Leave the pictures out and transcribe every record exactly.

####################

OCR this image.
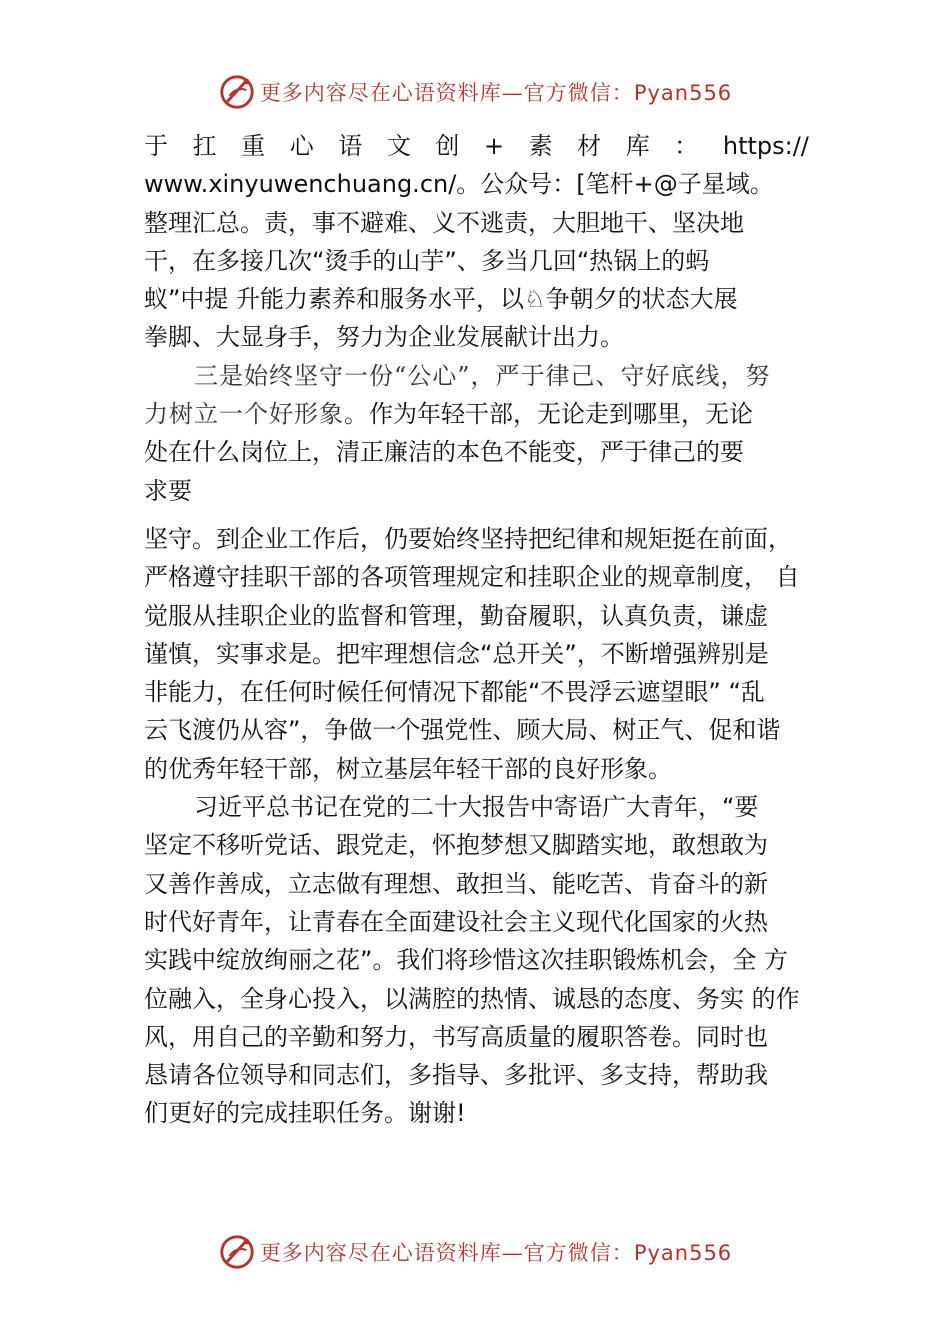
更多内容尽在心语资料库—官方微信：Pyan556
于 扛 重 心 语 文 创 + 素 材 库 ： https://
www.xinyuwenchuang.cn/。公众号：[笔杆+@子星域。
整理汇总。责，事不避难、义不逃责，大胆地干、坚决地
干，在多接几次“烫手的山芋”、多当几回“热锅上的蚂
蚁”中提 升能力素养和服务水平，以♘争朝夕的状态大展
拳脚、大显身手，努力为企业发展献计出力。
三是始终坚守一份“公心”，严于律己、守好底线，努
力树立一个好形象。作为年轻干部，无论走到哪里，无论
处在什么岗位上，清正廉洁的本色不能变，严于律己的要
求要
坚守。到企业工作后，仍要始终坚持把纪律和规矩挺在前面，
严格遵守挂职干部的各项管理规定和挂职企业的规章制度， 自
觉服从挂职企业的监督和管理，勤奋履职，认真负责，谦虚
谨慎，实事求是。把牢理想信念“总开关”，不断增强辨别是
非能力，在任何时候任何情况下都能“不畏浮云遮望眼” “乱
云飞渡仍从容”，争做一个强党性、顾大局、树正气、促和谐
的优秀年轻干部，树立基层年轻干部的良好形象。
习近平总书记在党的二十大报告中寄语广大青年，“要
坚定不移听党话、跟党走，怀抱梦想又脚踏实地，敢想敢为
又善作善成，立志做有理想、敢担当、能吃苦、肯奋斗的新
时代好青年，让青春在全面建设社会主义现代化国家的火热
实践中绽放绚丽之花”。我们将珍惜这次挂职锻炼机会，全 方
位融入，全身心投入，以满腔的热情、诚恳的态度、务实 的作
风，用自己的辛勤和努力，书写高质量的履职答卷。同时也
恳请各位领导和同志们，多指导、多批评、多支持，帮助我
们更好的完成挂职任务。谢谢!
更多内容尽在心语资料库—官方微信：Pyan556
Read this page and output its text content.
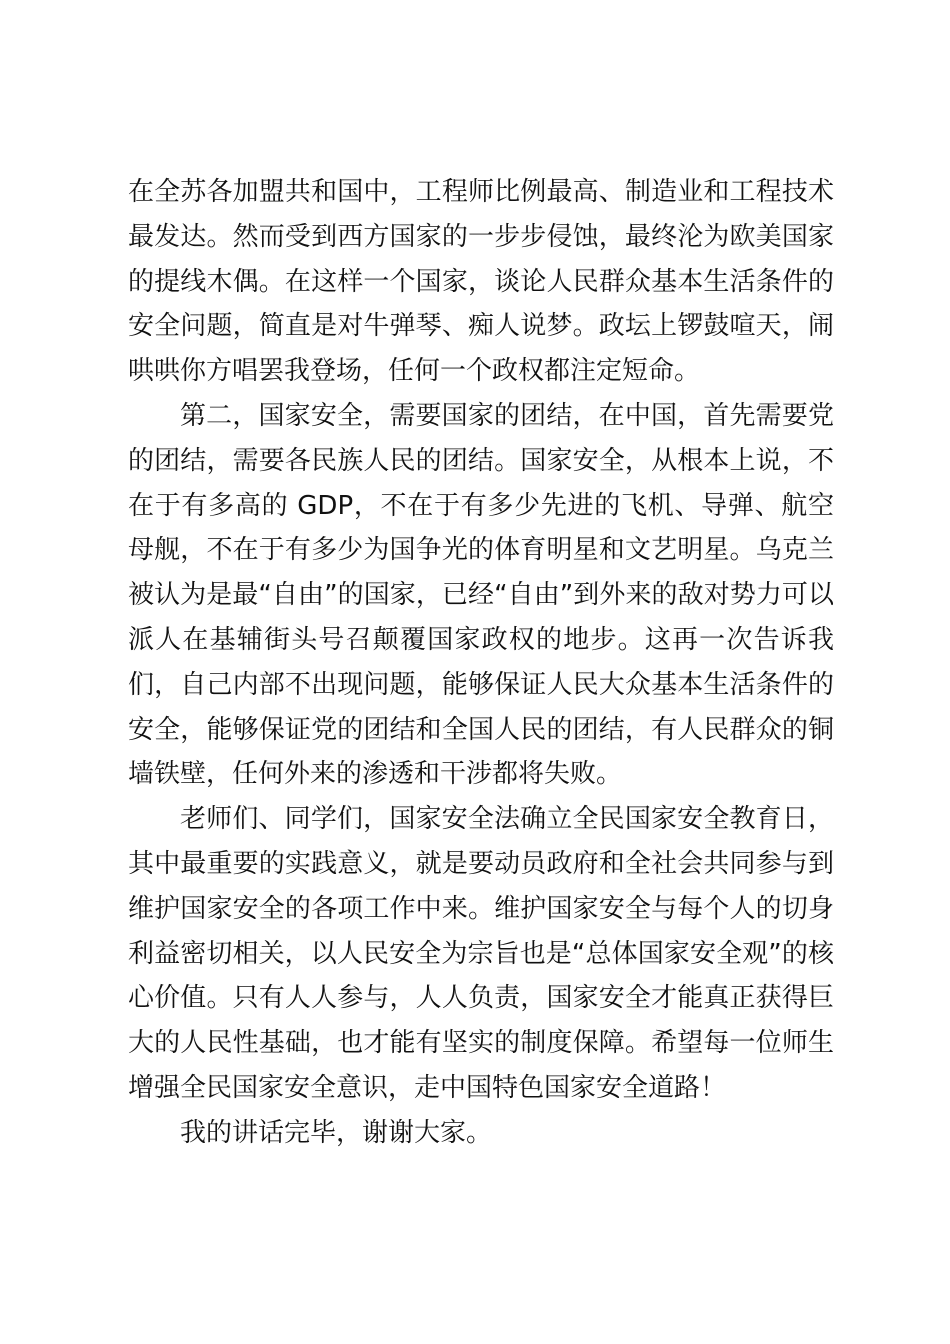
在全苏各加盟共和国中，工程师比例最高、制造业和工程技术最发达。然而受到西方国家的一步步侵蚀，最终沦为欧美国家的提线木偶。在这样一个国家，谈论人民群众基本生活条件的安全问题，简直是对牛弹琴、痴人说梦。政坛上锣鼓喧天，闹哄哄你方唱罢我登场，任何一个政权都注定短命。

第二，国家安全，需要国家的团结，在中国，首先需要党的团结，需要各民族人民的团结。国家安全，从根本上说，不在于有多高的 GDP，不在于有多少先进的飞机、导弹、航空母舰，不在于有多少为国争光的体育明星和文艺明星。乌克兰被认为是最“自由”的国家，已经“自由”到外来的敌对势力可以派人在基辅街头号召颠覆国家政权的地步。这再一次告诉我们，自己内部不出现问题，能够保证人民大众基本生活条件的安全，能够保证党的团结和全国人民的团结，有人民群众的铜墙铁壁，任何外来的渗透和干涉都将失败。

老师们、同学们，国家安全法确立全民国家安全教育日，其中最重要的实践意义，就是要动员政府和全社会共同参与到维护国家安全的各项工作中来。维护国家安全与每个人的切身利益密切相关，以人民安全为宗旨也是“总体国家安全观”的核心价值。只有人人参与，人人负责，国家安全才能真正获得巨大的人民性基础，也才能有坚实的制度保障。希望每一位师生增强全民国家安全意识，走中国特色国家安全道路！

我的讲话完毕，谢谢大家。
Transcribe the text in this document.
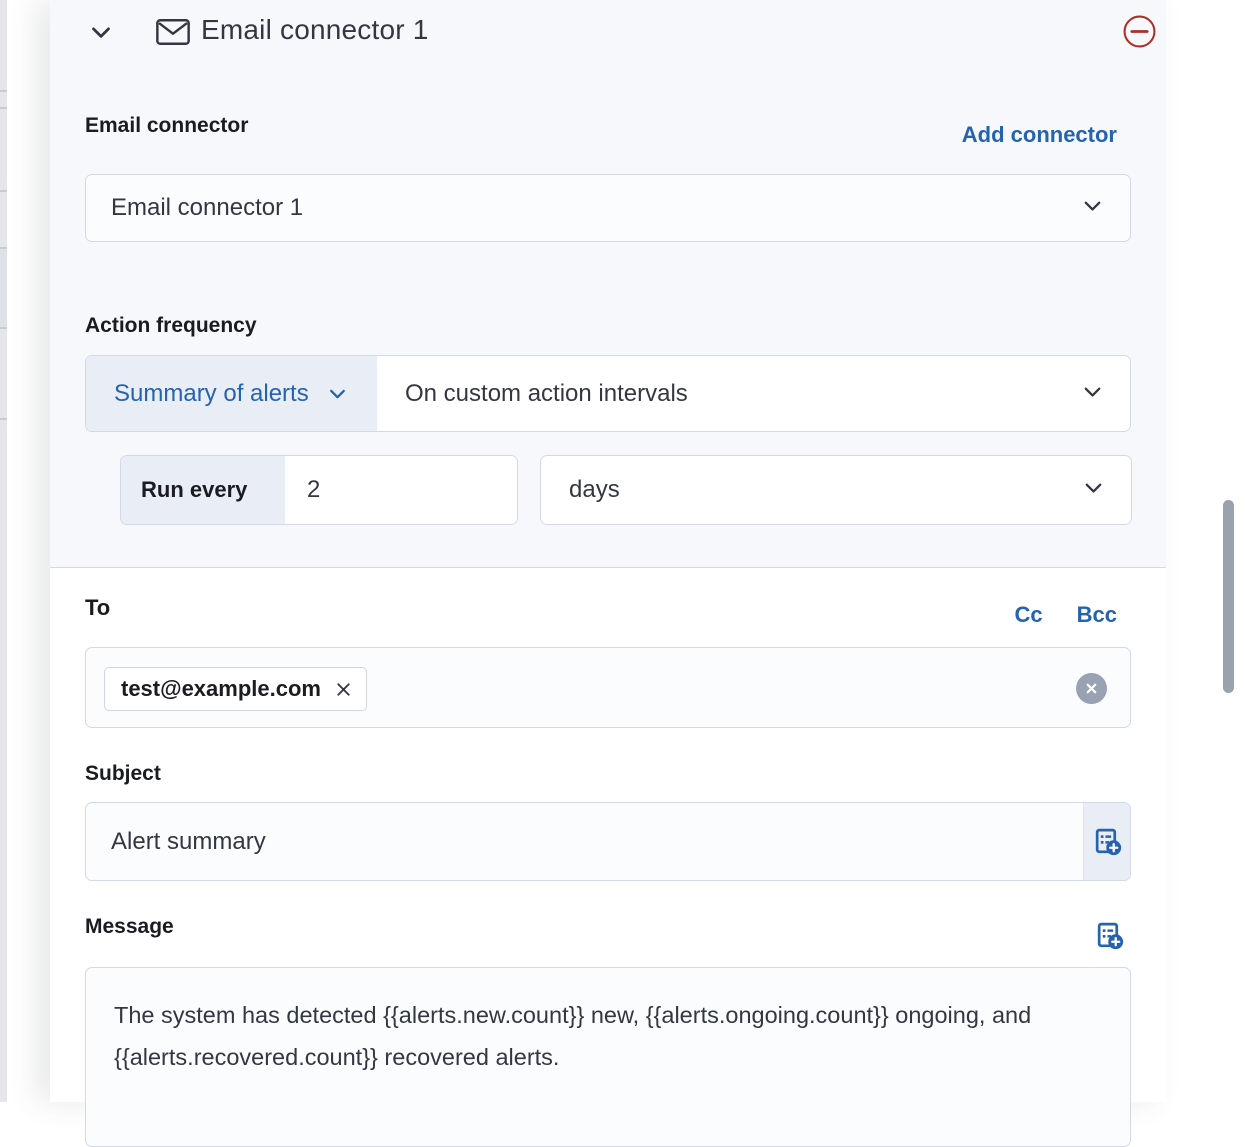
Email connector 1
Email connector	Add connector
Email connector 1
Action frequency
Summary of alerts	On custom action intervals
Run every
2	days
To	Cc Bcc
test@example.com
Subject
Alert summary
Message
The system has detected {{alerts.new.count}} new, {{alerts.ongoing.count}} ongoing, and {{alerts.recovered.count}} recovered alerts.
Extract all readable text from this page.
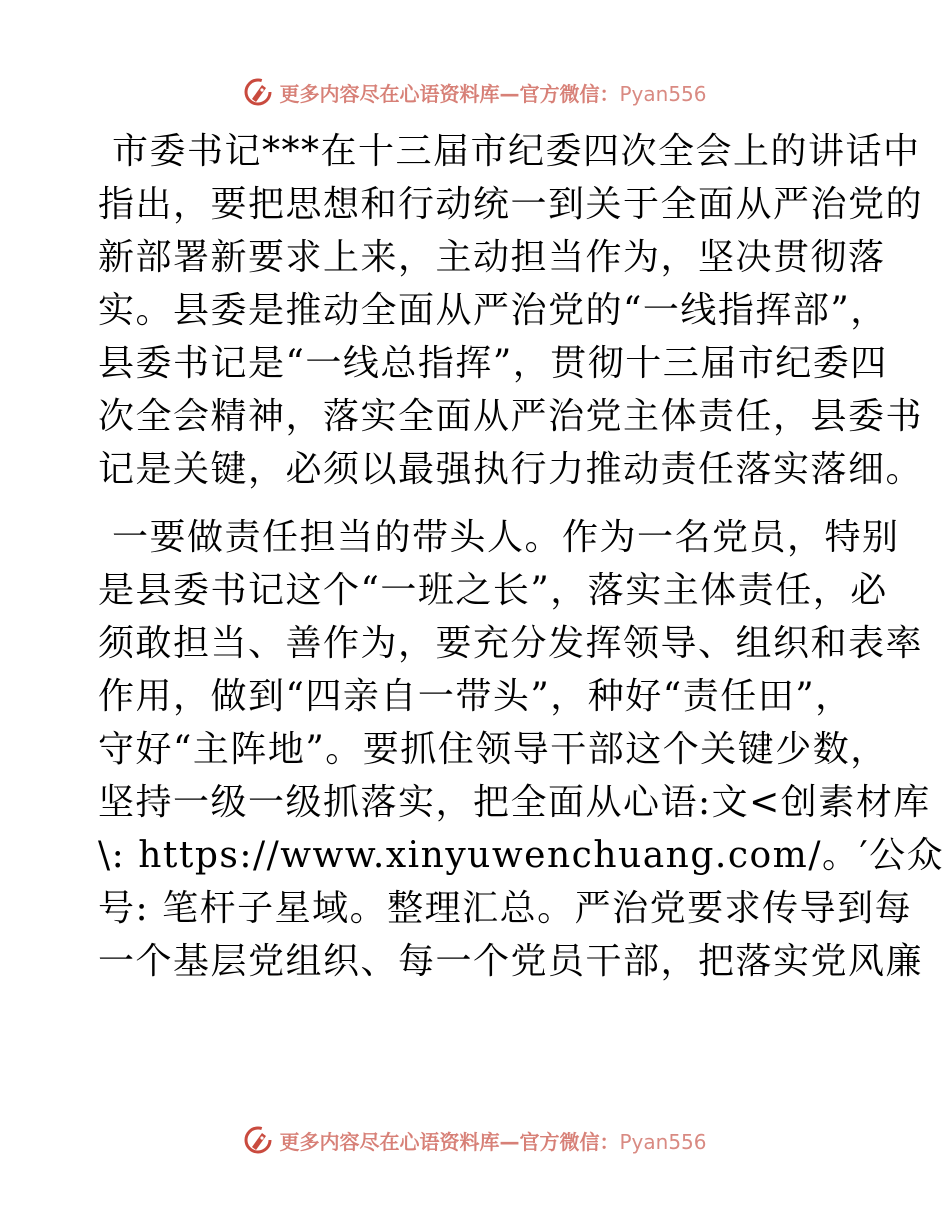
更多内容尽在心语资料库—官方微信：Pyan556

市委书记***在十三届市纪委四次全会上的讲话中
指出，要把思想和行动统一到关于全面从严治党的
新部署新要求上来，主动担当作为，坚决贯彻落
实。县委是推动全面从严治党的“一线指挥部”，
县委书记是“一线总指挥”，贯彻十三届市纪委四
次全会精神，落实全面从严治党主体责任，县委书
记是关键，必须以最强执行力推动责任落实落细。

一要做责任担当的带头人。作为一名党员，特别
是县委书记这个“一班之长”，落实主体责任，必
须敢担当、善作为，要充分发挥领导、组织和表率
作用，做到“四亲自一带头”，种好“责任田”，
守好“主阵地”。要抓住领导干部这个关键少数，
坚持一级一级抓落实，把全面从心语:文<创素材库
\: https://www.xinyuwenchuang.com/。′公众
号: 笔杆子星域。整理汇总。严治党要求传导到每
一个基层党组织、每一个党员干部，把落实党风廉

更多内容尽在心语资料库—官方微信：Pyan556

####################

[Completed exercise]:
OCR this image.
更多内容尽在心语资料库—官方微信：Pyan556
于 扛 重 心 语 文 创 + 素 材 库 ： https://
www.xinyuwenchuang.cn/。公众号：[笔杆+@子星域。
整理汇总。责，事不避难、义不逃责，大胆地干、坚决地
干，在多接几次“烫手的山芋”、多当几回“热锅上的蚂
蚁”中提 升能力素养和服务水平，以♘争朝夕的状态大展
拳脚、大显身手，努力为企业发展献计出力。
三是始终坚守一份“公心”，严于律己、守好底线，努
力树立一个好形象。作为年轻干部，无论走到哪里，无论
处在什么岗位上，清正廉洁的本色不能变，严于律己的要
求要
坚守。到企业工作后，仍要始终坚持把纪律和规矩挺在前面，
严格遵守挂职干部的各项管理规定和挂职企业的规章制度， 自
觉服从挂职企业的监督和管理，勤奋履职，认真负责，谦虚
谨慎，实事求是。把牢理想信念“总开关”，不断增强辨别是
非能力，在任何时候任何情况下都能“不畏浮云遮望眼” “乱
云飞渡仍从容”，争做一个强党性、顾大局、树正气、促和谐
的优秀年轻干部，树立基层年轻干部的良好形象。
习近平总书记在党的二十大报告中寄语广大青年，“要
坚定不移听党话、跟党走，怀抱梦想又脚踏实地，敢想敢为
又善作善成，立志做有理想、敢担当、能吃苦、肯奋斗的新
时代好青年，让青春在全面建设社会主义现代化国家的火热
实践中绽放绚丽之花”。我们将珍惜这次挂职锻炼机会，全 方
位融入，全身心投入，以满腔的热情、诚恳的态度、务实 的作
风，用自己的辛勤和努力，书写高质量的履职答卷。同时也
恳请各位领导和同志们，多指导、多批评、多支持，帮助我
们更好的完成挂职任务。谢谢!
更多内容尽在心语资料库—官方微信：Pyan556
Read this page and output its text content.
在全苏各加盟共和国中，工程师比例最高、制造业和工程技术最发达。然而受到西方国家的一步步侵蚀，最终沦为欧美国家的提线木偶。在这样一个国家，谈论人民群众基本生活条件的安全问题，简直是对牛弹琴、痴人说梦。政坛上锣鼓喧天，闹哄哄你方唱罢我登场，任何一个政权都注定短命。

第二，国家安全，需要国家的团结，在中国，首先需要党的团结，需要各民族人民的团结。国家安全，从根本上说，不在于有多高的 GDP，不在于有多少先进的飞机、导弹、航空母舰，不在于有多少为国争光的体育明星和文艺明星。乌克兰被认为是最“自由”的国家，已经“自由”到外来的敌对势力可以派人在基辅街头号召颠覆国家政权的地步。这再一次告诉我们，自己内部不出现问题，能够保证人民大众基本生活条件的安全，能够保证党的团结和全国人民的团结，有人民群众的铜墙铁壁，任何外来的渗透和干涉都将失败。

老师们、同学们，国家安全法确立全民国家安全教育日，其中最重要的实践意义，就是要动员政府和全社会共同参与到维护国家安全的各项工作中来。维护国家安全与每个人的切身利益密切相关，以人民安全为宗旨也是“总体国家安全观”的核心价值。只有人人参与，人人负责，国家安全才能真正获得巨大的人民性基础，也才能有坚实的制度保障。希望每一位师生增强全民国家安全意识，走中国特色国家安全道路！

我的讲话完毕，谢谢大家。
Transcribe the text in this document.
Email connector 1
Email connector	Add connector
Email connector 1
Action frequency
Summary of alerts	On custom action intervals
Run every
2	days
To	Cc Bcc
test@example.com
Subject
Alert summary
Message
The system has detected {{alerts.new.count}} new, {{alerts.ongoing.count}} ongoing, and {{alerts.recovered.count}} recovered alerts.
Extract all readable text from this page.
更多内容尽在心语资料库—官方微信：Pyan556

市委书记***在十三届市纪委四次全会上的讲话中
指出，要把思想和行动统一到关于全面从严治党的
新部署新要求上来，主动担当作为，坚决贯彻落
实。县委是推动全面从严治党的“一线指挥部”，
县委书记是“一线总指挥”，贯彻十三届市纪委四
次全会精神，落实全面从严治党主体责任，县委书
记是关键，必须以最强执行力推动责任落实落细。

一要做责任担当的带头人。作为一名党员，特别
是县委书记这个“一班之长”，落实主体责任，必
须敢担当、善作为，要充分发挥领导、组织和表率
作用，做到“四亲自一带头”，种好“责任田”，
守好“主阵地”。要抓住领导干部这个关键少数，
坚持一级一级抓落实，把全面从心语:文<创素材库
\: https://www.xinyuwenchuang.com/。′公众
号: 笔杆子星域。整理汇总。严治党要求传导到每
一个基层党组织、每一个党员干部，把落实党风廉

更多内容尽在心语资料库—官方微信：Pyan556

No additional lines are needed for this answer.